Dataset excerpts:
________________________

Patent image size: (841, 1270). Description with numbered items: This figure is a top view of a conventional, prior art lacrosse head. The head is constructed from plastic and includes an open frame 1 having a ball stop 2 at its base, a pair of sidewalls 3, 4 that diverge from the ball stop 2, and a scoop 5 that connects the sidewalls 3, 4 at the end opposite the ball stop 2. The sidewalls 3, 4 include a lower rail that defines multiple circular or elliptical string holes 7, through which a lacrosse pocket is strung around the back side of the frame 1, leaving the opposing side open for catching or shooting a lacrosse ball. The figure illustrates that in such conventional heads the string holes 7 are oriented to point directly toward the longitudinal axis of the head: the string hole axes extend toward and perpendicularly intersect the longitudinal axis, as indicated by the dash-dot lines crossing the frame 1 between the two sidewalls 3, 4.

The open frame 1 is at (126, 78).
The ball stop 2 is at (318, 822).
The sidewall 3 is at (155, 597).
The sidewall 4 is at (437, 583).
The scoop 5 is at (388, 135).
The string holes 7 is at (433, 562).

________________________

Lay out the rows above as a Markdown table with two columns, No. and Entry, numbering each row in order and leaving out any blank rows.

| No. | Entry |
|---|---|
| 1 | Patent image size: (841, 1270). Description with numbered items: This figure is a top view of a conventional, prior art lacrosse head. The head is constructed from plastic and includes an open frame 1 having a ball stop 2 at its base, a pair of sidewalls 3, 4 that diverge from the ball stop 2, and a scoop 5 that connects the sidewalls 3, 4 at the end opposite the ball stop 2. The sidewalls 3, 4 include a lower rail that defines multiple circular or elliptical string holes 7, through which a lacrosse pocket is strung around the back side of the frame 1, leaving the opposing side open for catching or shooting a lacrosse ball. The figure illustrates that in such conventional heads the string holes 7 are oriented to point directly toward the longitudinal axis of the head: the string hole axes extend toward and perpendicularly intersect the longitudinal axis, as indicated by the dash-dot lines crossing the frame 1 between the two sidewalls 3, 4. |
| 2 | The open frame 1 is at (126, 78). |
| 3 | The ball stop 2 is at (318, 822). |
| 4 | The sidewall 3 is at (155, 597). |
| 5 | The sidewall 4 is at (437, 583). |
| 6 | The scoop 5 is at (388, 135). |
| 7 | The string holes 7 is at (433, 562). |